DIRECTIONS FOR THIS TASK ->
Copy out all lines carrying the word "плана".

-------- DATASET RECORDS --------

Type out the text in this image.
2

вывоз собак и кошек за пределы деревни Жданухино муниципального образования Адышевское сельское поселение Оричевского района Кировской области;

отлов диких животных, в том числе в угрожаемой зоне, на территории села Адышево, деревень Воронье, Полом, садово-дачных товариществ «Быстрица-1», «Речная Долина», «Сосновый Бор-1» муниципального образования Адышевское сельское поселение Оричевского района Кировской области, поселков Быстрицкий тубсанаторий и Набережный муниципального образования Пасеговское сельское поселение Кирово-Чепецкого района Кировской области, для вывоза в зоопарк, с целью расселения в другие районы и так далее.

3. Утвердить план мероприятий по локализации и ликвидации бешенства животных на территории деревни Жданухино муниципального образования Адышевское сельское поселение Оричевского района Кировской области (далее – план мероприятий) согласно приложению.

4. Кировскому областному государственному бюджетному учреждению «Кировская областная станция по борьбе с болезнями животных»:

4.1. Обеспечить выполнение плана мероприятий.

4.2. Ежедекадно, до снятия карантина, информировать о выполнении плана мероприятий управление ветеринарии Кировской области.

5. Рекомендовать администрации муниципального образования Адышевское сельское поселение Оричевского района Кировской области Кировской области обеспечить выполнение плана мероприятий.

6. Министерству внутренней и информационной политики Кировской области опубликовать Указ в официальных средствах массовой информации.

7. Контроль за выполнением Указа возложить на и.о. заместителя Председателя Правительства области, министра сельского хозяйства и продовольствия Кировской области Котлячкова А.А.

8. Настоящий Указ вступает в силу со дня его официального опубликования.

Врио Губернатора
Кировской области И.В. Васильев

--------

WORKED SOLUTION ->
4.1. Обеспечить выполнение плана мероприятий.
4.2. Ежедекадно, до снятия карантина, информировать о выполнении плана мероприятий управление ветеринарии Кировской области.
5. Рекомендовать администрации муниципального образования Адышевское сельское поселение Оричевского района Кировской области Кировской области обеспечить выполнение плана мероприятий.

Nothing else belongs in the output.